_TASK GOAL_
Would you transcribe the listing that follows, character for character, and omit its images?

_Collected data_
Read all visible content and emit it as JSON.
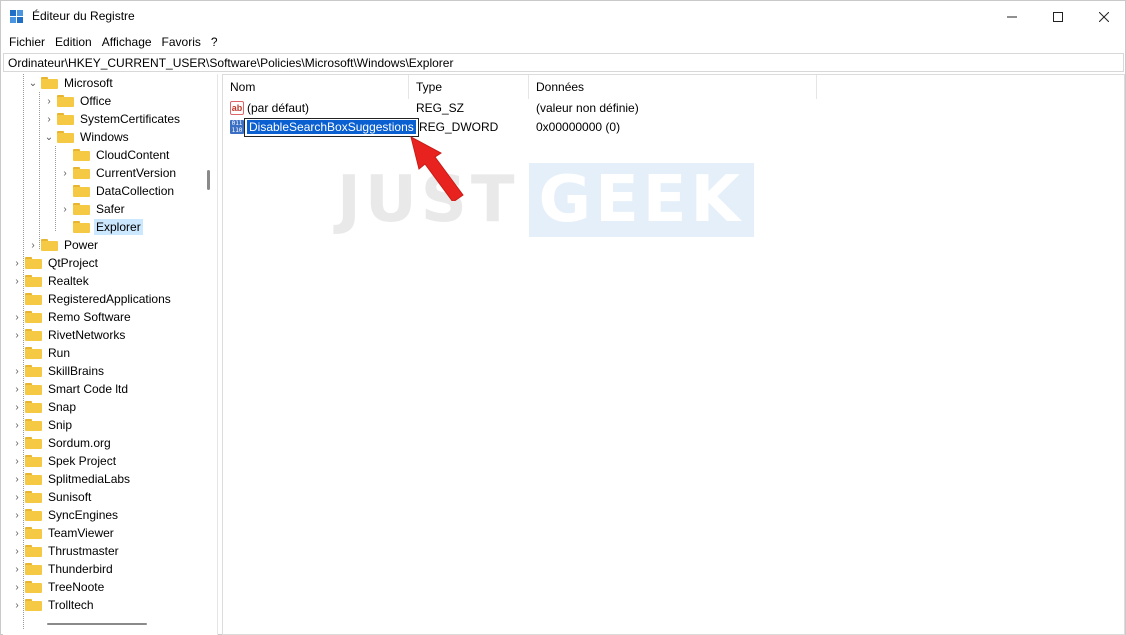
{
  "window": {
    "title": "Éditeur du Registre"
  },
  "menu": [
    "Fichier",
    "Edition",
    "Affichage",
    "Favoris",
    "?"
  ],
  "address": "Ordinateur\\HKEY_CURRENT_USER\\Software\\Policies\\Microsoft\\Windows\\Explorer",
  "tree": [
    {
      "label": "Microsoft",
      "expanded": true
    },
    {
      "label": "Office"
    },
    {
      "label": "SystemCertificates"
    },
    {
      "label": "Windows",
      "expanded": true
    },
    {
      "label": "CloudContent"
    },
    {
      "label": "CurrentVersion"
    },
    {
      "label": "DataCollection"
    },
    {
      "label": "Safer"
    },
    {
      "label": "Explorer",
      "selected": true
    },
    {
      "label": "Power"
    },
    {
      "label": "QtProject"
    },
    {
      "label": "Realtek"
    },
    {
      "label": "RegisteredApplications"
    },
    {
      "label": "Remo Software"
    },
    {
      "label": "RivetNetworks"
    },
    {
      "label": "Run"
    },
    {
      "label": "SkillBrains"
    },
    {
      "label": "Smart Code ltd"
    },
    {
      "label": "Snap"
    },
    {
      "label": "Snip"
    },
    {
      "label": "Sordum.org"
    },
    {
      "label": "Spek Project"
    },
    {
      "label": "SplitmediaLabs"
    },
    {
      "label": "Sunisoft"
    },
    {
      "label": "SyncEngines"
    },
    {
      "label": "TeamViewer"
    },
    {
      "label": "Thrustmaster"
    },
    {
      "label": "Thunderbird"
    },
    {
      "label": "TreeNoote"
    },
    {
      "label": "Trolltech"
    }
  ],
  "list": {
    "columns": [
      "Nom",
      "Type",
      "Données"
    ],
    "rows": [
      {
        "name": "(par défaut)",
        "type": "REG_SZ",
        "data": "(valeur non définie)",
        "icon": "string-value-icon"
      },
      {
        "name": "DisableSearchBoxSuggestions",
        "type": "REG_DWORD",
        "data": "0x00000000 (0)",
        "icon": "dword-value-icon",
        "editing": true
      }
    ]
  },
  "watermark": {
    "part1": "JUST",
    "part2": "GEEK"
  },
  "colors": {
    "selection": "#0a5fd1",
    "tree_selected": "#cce8ff",
    "arrow": "#e8231f",
    "folder": "#f6c944"
  }
}
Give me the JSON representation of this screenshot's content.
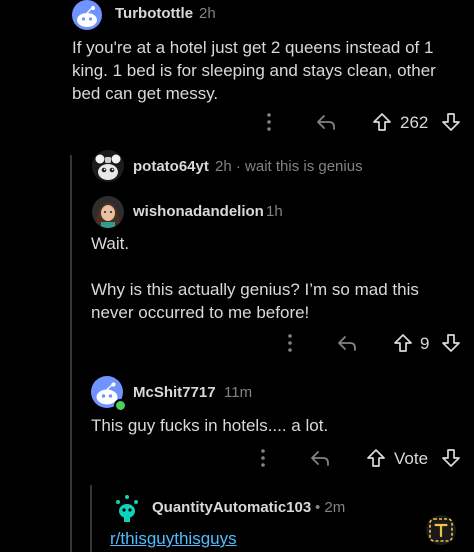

_EXERCISE SOLUTION_
Read all visible content and emit it as JSON.
{
  "window": {
    "title": "Éditeur du Registre"
  },
  "menu": [
    "Fichier",
    "Edition",
    "Affichage",
    "Favoris",
    "?"
  ],
  "address": "Ordinateur\\HKEY_CURRENT_USER\\Software\\Policies\\Microsoft\\Windows\\Explorer",
  "tree": [
    {
      "label": "Microsoft",
      "expanded": true
    },
    {
      "label": "Office"
    },
    {
      "label": "SystemCertificates"
    },
    {
      "label": "Windows",
      "expanded": true
    },
    {
      "label": "CloudContent"
    },
    {
      "label": "CurrentVersion"
    },
    {
      "label": "DataCollection"
    },
    {
      "label": "Safer"
    },
    {
      "label": "Explorer",
      "selected": true
    },
    {
      "label": "Power"
    },
    {
      "label": "QtProject"
    },
    {
      "label": "Realtek"
    },
    {
      "label": "RegisteredApplications"
    },
    {
      "label": "Remo Software"
    },
    {
      "label": "RivetNetworks"
    },
    {
      "label": "Run"
    },
    {
      "label": "SkillBrains"
    },
    {
      "label": "Smart Code ltd"
    },
    {
      "label": "Snap"
    },
    {
      "label": "Snip"
    },
    {
      "label": "Sordum.org"
    },
    {
      "label": "Spek Project"
    },
    {
      "label": "SplitmediaLabs"
    },
    {
      "label": "Sunisoft"
    },
    {
      "label": "SyncEngines"
    },
    {
      "label": "TeamViewer"
    },
    {
      "label": "Thrustmaster"
    },
    {
      "label": "Thunderbird"
    },
    {
      "label": "TreeNoote"
    },
    {
      "label": "Trolltech"
    }
  ],
  "list": {
    "columns": [
      "Nom",
      "Type",
      "Données"
    ],
    "rows": [
      {
        "name": "(par défaut)",
        "type": "REG_SZ",
        "data": "(valeur non définie)",
        "icon": "string-value-icon"
      },
      {
        "name": "DisableSearchBoxSuggestions",
        "type": "REG_DWORD",
        "data": "0x00000000 (0)",
        "icon": "dword-value-icon",
        "editing": true
      }
    ]
  },
  "watermark": {
    "part1": "JUST",
    "part2": "GEEK"
  },
  "colors": {
    "selection": "#0a5fd1",
    "tree_selected": "#cce8ff",
    "arrow": "#e8231f",
    "folder": "#f6c944"
  }
}
Give me the JSON representation of this screenshot's content.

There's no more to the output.